» **MATERIAL TO PROCESS**
------------------------

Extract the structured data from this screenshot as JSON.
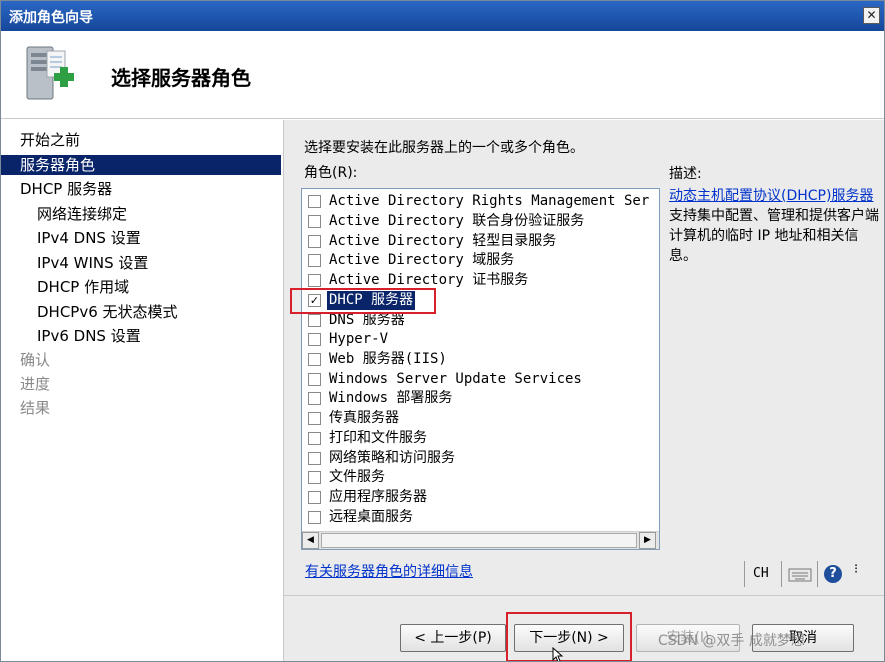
{
  "window": {
    "title": "添加角色向导",
    "close_glyph": "✕"
  },
  "header": {
    "title": "选择服务器角色",
    "icon": "server-add-icon"
  },
  "nav": {
    "items": [
      {
        "label": "开始之前",
        "state": "normal"
      },
      {
        "label": "服务器角色",
        "state": "selected"
      },
      {
        "label": "DHCP 服务器",
        "state": "normal"
      },
      {
        "label": "网络连接绑定",
        "state": "normal"
      },
      {
        "label": "IPv4 DNS 设置",
        "state": "normal"
      },
      {
        "label": "IPv4 WINS 设置",
        "state": "normal"
      },
      {
        "label": "DHCP 作用域",
        "state": "normal"
      },
      {
        "label": "DHCPv6 无状态模式",
        "state": "normal"
      },
      {
        "label": "IPv6 DNS 设置",
        "state": "normal"
      },
      {
        "label": "确认",
        "state": "disabled"
      },
      {
        "label": "进度",
        "state": "disabled"
      },
      {
        "label": "结果",
        "state": "disabled"
      }
    ]
  },
  "main": {
    "instruction": "选择要安装在此服务器上的一个或多个角色。",
    "roles_label": "角色(R):",
    "roles": [
      {
        "label": "Active Directory Rights Management Ser",
        "checked": false
      },
      {
        "label": "Active Directory 联合身份验证服务",
        "checked": false
      },
      {
        "label": "Active Directory 轻型目录服务",
        "checked": false
      },
      {
        "label": "Active Directory 域服务",
        "checked": false
      },
      {
        "label": "Active Directory 证书服务",
        "checked": false
      },
      {
        "label": "DHCP 服务器",
        "checked": true,
        "selected": true
      },
      {
        "label": "DNS 服务器",
        "checked": false
      },
      {
        "label": "Hyper-V",
        "checked": false
      },
      {
        "label": "Web 服务器(IIS)",
        "checked": false
      },
      {
        "label": "Windows Server Update Services",
        "checked": false
      },
      {
        "label": "Windows 部署服务",
        "checked": false
      },
      {
        "label": "传真服务器",
        "checked": false
      },
      {
        "label": "打印和文件服务",
        "checked": false
      },
      {
        "label": "网络策略和访问服务",
        "checked": false
      },
      {
        "label": "文件服务",
        "checked": false
      },
      {
        "label": "应用程序服务器",
        "checked": false
      },
      {
        "label": "远程桌面服务",
        "checked": false
      }
    ],
    "scroll": {
      "left_arrow": "◀",
      "right_arrow": "▶"
    },
    "description": {
      "label": "描述:",
      "link_text": "动态主机配置协议(DHCP)服务器",
      "text": "支持集中配置、管理和提供客户端计算机的临时 IP 地址和相关信息。"
    },
    "more_info_link": "有关服务器角色的详细信息"
  },
  "tray": {
    "language": "CH",
    "help_glyph": "?",
    "more_glyph": "⁝"
  },
  "footer": {
    "prev_label": "< 上一步(P)",
    "next_label": "下一步(N) >",
    "install_label": "安装(I)",
    "cancel_label": "取消",
    "watermark": "CSDN @双手  成就梦想"
  },
  "colors": {
    "selection": "#0a246a",
    "link": "#0033cc",
    "highlight_box": "#d8202c",
    "panel": "#ebebeb"
  }
}
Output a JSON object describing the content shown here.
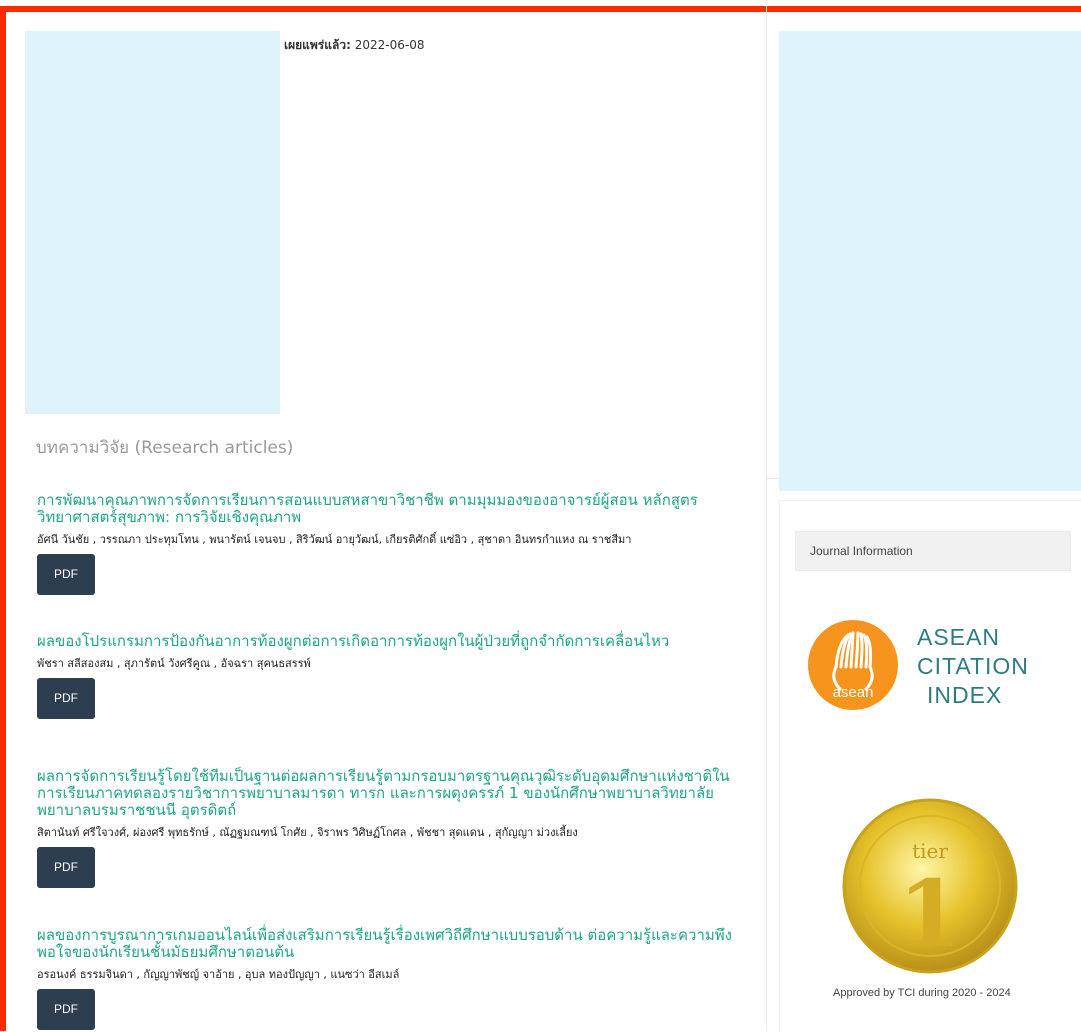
{
  "article_header": {
    "published_label": "เผยแพร่แล้ว:",
    "published_date": "2022-06-08"
  },
  "section": {
    "title": "บทความวิจัย (Research articles)"
  },
  "articles": [
    {
      "title": "การพัฒนาคุณภาพการจัดการเรียนการสอนแบบสหสาขาวิชาชีพ ตามมุมมองของอาจารย์ผู้สอน หลักสูตรวิทยาศาสตร์สุขภาพ: การวิจัยเชิงคุณภาพ",
      "authors": "อัศนี วันชัย , วรรณภา ประทุมโทน , พนารัตน์ เจนจบ , สิริวัฒน์ อายุวัฒน์, เกียรติศักดิ์ แซ่อิว , สุชาดา อินทรกำแหง ณ ราชสีมา",
      "pdf_label": "PDF"
    },
    {
      "title": "ผลของโปรแกรมการป้องกันอาการท้องผูกต่อการเกิดอาการท้องผูกในผู้ป่วยที่ถูกจำกัดการเคลื่อนไหว",
      "authors": "พัชรา สลีสองสม , สุภารัตน์ วังศรีคูณ , อัจฉรา สุคนธสรรพ์",
      "pdf_label": "PDF"
    },
    {
      "title": "ผลการจัดการเรียนรู้โดยใช้ทีมเป็นฐานต่อผลการเรียนรู้ตามกรอบมาตรฐานคุณวุฒิระดับอุดมศึกษาแห่งชาติในการเรียนภาคทดลองรายวิชาการพยาบาลมารดา ทารก และการผดุงครรภ์ 1 ของนักศึกษาพยาบาลวิทยาลัยพยาบาลบรมราชชนนี อุตรดิตถ์",
      "authors": "สิตานันท์ ศรีใจวงศ์, ผ่องศรี พุทธรักษ์ , ณัฏฐมณฑน์ โกศัย , จิราพร วิศิษฏ์โกศล , พัชชา สุดแดน , สุกัญญา ม่วงเลี้ยง",
      "pdf_label": "PDF"
    },
    {
      "title": "ผลของการบูรณาการเกมออนไลน์เพื่อส่งเสริมการเรียนรู้เรื่องเพศวิถีศึกษาแบบรอบด้าน ต่อความรู้และความพึงพอใจของนักเรียนชั้นมัธยมศึกษาตอนต้น",
      "authors": "อรอนงค์ ธรรมจินดา , กัญญาพัชญ์ จาอ้าย , อุบล ทองปัญญา , แนซว่า อีสเมล์",
      "pdf_label": "PDF"
    }
  ],
  "sidebar": {
    "block_title": "Journal Information",
    "asean_logo_text": [
      "ASEAN",
      "CITATION",
      "INDEX"
    ],
    "asean_logo_word": "asean",
    "tier_badge_number": "1",
    "tier_badge_word": "tier",
    "tci_caption": "Approved by TCI during 2020 - 2024"
  },
  "colors": {
    "accent_link": "#1fa58a",
    "button_bg": "#2d3e50",
    "frame_border": "#ff2a00",
    "placeholder": "#dff3fb",
    "asean_orange": "#f7941d",
    "asean_teal": "#2f7c7f",
    "gold": "#e6c22a"
  }
}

------------------------

» **PROBLEM TO SOLVE**
Tally how many lines in the material above hold the word "articles". Write only that number.

» **RESPONSE TO THIS EXERCISE**
2